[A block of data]
....................

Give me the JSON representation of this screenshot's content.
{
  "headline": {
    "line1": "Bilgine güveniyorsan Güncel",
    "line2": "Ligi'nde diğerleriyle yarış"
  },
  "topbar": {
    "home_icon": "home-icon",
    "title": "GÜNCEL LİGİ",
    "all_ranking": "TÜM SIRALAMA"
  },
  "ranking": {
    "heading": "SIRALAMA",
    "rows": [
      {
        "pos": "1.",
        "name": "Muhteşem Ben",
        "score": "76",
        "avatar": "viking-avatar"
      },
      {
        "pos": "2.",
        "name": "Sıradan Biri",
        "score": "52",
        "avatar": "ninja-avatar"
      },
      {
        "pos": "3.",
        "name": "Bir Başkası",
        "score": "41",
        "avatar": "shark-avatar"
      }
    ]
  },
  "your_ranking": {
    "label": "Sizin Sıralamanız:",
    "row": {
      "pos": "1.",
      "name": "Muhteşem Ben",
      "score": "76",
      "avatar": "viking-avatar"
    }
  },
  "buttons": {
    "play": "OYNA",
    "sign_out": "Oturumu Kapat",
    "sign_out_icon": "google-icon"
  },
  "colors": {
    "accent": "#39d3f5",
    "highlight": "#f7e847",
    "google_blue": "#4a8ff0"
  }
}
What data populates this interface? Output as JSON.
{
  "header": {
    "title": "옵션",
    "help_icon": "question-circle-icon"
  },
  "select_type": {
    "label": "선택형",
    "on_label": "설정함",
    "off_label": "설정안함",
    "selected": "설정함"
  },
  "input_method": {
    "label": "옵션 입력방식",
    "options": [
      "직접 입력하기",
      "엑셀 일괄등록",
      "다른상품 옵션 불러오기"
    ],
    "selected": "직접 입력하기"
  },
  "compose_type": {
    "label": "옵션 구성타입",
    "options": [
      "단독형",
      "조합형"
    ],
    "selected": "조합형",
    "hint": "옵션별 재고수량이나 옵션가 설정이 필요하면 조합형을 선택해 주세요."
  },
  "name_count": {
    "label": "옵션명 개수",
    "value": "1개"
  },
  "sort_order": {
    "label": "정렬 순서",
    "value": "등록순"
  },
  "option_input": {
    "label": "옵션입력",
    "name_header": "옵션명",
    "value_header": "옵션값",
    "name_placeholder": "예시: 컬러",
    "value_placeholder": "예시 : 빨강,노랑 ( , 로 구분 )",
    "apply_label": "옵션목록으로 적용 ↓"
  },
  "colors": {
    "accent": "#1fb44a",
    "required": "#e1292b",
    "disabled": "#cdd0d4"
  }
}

....................

Gather each line in the data that holds the string "avatar".

        "avatar": "viking-avatar"
        "avatar": "ninja-avatar"
        "avatar": "shark-avatar"
      "avatar": "viking-avatar"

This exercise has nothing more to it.